* Provided records *
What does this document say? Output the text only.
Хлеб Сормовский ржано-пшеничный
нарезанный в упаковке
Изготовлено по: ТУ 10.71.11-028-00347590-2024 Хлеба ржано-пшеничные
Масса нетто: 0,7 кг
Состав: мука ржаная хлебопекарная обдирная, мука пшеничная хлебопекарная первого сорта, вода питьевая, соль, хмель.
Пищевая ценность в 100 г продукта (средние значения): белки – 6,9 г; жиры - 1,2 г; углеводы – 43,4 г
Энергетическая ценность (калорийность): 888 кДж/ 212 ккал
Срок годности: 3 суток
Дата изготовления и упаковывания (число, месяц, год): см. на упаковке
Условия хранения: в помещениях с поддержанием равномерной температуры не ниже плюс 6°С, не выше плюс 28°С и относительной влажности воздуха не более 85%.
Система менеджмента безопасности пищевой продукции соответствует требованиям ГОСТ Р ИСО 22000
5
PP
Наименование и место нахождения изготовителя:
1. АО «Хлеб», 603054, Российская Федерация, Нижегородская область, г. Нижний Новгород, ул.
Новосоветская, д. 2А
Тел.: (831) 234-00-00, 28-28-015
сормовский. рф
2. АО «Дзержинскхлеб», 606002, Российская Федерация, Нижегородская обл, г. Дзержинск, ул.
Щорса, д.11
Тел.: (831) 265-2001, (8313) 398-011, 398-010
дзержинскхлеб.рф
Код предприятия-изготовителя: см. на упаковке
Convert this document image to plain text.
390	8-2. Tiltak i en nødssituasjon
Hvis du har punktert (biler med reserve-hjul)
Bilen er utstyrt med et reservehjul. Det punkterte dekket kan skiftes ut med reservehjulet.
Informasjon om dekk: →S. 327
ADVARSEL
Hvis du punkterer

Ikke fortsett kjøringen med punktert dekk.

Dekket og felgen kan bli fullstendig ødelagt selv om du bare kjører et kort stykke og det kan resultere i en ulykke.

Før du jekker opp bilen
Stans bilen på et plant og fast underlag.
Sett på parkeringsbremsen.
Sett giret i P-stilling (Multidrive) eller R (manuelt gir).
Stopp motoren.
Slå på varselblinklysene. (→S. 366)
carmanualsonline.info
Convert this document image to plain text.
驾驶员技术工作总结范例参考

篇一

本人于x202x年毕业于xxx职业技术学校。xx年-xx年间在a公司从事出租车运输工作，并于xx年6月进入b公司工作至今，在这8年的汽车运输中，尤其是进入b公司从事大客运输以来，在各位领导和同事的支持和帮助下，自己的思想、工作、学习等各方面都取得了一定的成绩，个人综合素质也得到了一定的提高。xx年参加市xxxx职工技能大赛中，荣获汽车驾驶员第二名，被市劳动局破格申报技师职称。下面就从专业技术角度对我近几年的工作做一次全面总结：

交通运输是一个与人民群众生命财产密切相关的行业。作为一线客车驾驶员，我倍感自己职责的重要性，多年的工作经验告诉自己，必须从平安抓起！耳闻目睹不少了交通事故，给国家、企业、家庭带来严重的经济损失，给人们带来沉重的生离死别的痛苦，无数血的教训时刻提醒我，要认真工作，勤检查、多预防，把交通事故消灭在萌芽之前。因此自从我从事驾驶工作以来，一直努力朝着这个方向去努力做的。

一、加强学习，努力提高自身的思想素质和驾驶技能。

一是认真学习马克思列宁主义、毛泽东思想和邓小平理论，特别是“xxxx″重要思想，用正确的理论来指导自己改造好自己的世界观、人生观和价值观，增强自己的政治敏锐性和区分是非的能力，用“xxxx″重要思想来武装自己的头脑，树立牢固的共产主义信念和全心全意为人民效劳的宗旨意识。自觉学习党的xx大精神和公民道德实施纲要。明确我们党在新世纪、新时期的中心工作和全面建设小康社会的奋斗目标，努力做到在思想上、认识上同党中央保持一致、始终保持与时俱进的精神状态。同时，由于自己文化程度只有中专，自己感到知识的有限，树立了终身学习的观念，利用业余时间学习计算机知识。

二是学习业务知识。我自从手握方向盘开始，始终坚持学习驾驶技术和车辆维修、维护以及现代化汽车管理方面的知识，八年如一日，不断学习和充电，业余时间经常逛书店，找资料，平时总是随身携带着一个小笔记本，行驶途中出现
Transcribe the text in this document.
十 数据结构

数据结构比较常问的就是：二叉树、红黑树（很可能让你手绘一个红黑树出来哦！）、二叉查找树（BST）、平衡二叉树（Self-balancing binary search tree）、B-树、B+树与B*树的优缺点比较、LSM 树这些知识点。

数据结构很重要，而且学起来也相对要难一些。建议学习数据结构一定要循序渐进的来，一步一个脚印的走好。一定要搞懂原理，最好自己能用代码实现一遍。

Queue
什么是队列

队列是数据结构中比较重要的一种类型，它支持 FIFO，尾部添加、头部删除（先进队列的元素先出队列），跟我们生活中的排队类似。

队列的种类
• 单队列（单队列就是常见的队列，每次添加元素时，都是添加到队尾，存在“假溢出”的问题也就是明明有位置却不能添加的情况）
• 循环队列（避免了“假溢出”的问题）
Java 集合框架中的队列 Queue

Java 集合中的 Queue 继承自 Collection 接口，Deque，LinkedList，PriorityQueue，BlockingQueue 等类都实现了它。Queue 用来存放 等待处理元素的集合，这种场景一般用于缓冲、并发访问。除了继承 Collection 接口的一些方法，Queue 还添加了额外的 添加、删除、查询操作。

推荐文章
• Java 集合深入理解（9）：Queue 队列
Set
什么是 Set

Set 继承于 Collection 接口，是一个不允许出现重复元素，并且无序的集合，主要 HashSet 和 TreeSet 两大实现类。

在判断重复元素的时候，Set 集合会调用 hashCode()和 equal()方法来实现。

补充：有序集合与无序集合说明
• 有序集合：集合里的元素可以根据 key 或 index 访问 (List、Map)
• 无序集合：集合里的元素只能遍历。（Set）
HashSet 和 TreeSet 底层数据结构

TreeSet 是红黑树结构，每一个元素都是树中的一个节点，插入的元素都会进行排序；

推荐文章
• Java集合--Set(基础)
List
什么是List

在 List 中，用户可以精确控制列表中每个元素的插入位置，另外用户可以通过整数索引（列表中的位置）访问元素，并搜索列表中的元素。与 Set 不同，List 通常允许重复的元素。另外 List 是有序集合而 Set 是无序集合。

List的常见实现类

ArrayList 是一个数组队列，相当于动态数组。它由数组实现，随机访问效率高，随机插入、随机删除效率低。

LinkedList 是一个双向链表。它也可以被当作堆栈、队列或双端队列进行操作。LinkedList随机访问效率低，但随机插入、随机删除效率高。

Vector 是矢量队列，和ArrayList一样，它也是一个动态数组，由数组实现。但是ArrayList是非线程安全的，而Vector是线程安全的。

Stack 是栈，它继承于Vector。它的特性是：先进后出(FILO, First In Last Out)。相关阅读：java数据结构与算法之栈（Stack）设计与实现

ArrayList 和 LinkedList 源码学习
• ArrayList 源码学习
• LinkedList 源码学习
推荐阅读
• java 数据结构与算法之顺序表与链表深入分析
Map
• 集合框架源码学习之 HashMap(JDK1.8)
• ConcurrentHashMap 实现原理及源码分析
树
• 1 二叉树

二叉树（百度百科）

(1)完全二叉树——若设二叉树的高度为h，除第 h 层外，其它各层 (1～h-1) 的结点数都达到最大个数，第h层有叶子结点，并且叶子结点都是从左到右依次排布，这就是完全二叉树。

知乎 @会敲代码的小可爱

* Do this *
Where a line above contains the string "Российская", copy that line.

* Task output *
1. АО «Хлеб», 603054, Российская Федерация, Нижегородская область, г. Нижний Новгород, ул.
2. АО «Дзержинскхлеб», 606002, Российская Федерация, Нижегородская обл, г. Дзержинск, ул.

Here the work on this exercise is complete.